── Input rows ──

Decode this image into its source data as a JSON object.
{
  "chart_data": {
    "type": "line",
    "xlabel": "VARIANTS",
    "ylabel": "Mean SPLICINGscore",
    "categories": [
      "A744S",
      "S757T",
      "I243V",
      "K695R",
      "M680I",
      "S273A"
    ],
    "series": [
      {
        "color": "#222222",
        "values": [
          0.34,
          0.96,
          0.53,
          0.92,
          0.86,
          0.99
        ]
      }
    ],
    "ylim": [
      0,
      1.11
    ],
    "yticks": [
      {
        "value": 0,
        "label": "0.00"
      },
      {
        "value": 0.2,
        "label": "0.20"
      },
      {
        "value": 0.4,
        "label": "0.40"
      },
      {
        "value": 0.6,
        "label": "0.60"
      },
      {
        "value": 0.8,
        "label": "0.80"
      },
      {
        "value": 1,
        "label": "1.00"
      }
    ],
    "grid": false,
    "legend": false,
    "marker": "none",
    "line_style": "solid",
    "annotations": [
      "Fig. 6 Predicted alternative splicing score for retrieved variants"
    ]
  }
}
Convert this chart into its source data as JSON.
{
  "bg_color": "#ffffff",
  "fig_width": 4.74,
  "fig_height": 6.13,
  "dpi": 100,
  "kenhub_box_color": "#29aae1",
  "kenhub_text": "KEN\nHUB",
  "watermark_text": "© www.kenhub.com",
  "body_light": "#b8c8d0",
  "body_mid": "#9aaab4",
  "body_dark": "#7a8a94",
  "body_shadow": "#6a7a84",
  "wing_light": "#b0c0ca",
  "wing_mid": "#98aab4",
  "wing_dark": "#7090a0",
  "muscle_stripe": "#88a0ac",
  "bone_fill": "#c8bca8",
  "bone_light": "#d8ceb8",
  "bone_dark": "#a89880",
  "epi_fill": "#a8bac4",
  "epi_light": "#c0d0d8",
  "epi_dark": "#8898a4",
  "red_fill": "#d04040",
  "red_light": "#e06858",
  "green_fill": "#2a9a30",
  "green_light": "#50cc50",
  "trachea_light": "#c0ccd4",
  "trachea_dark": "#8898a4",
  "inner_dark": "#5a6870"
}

───

** What is being asked **
Whenever "this" turns up in a line, pick that line out.

** Result of the exercise **
Decode this image into its source data as a JSON object.
Convert this chart into its source data as JSON.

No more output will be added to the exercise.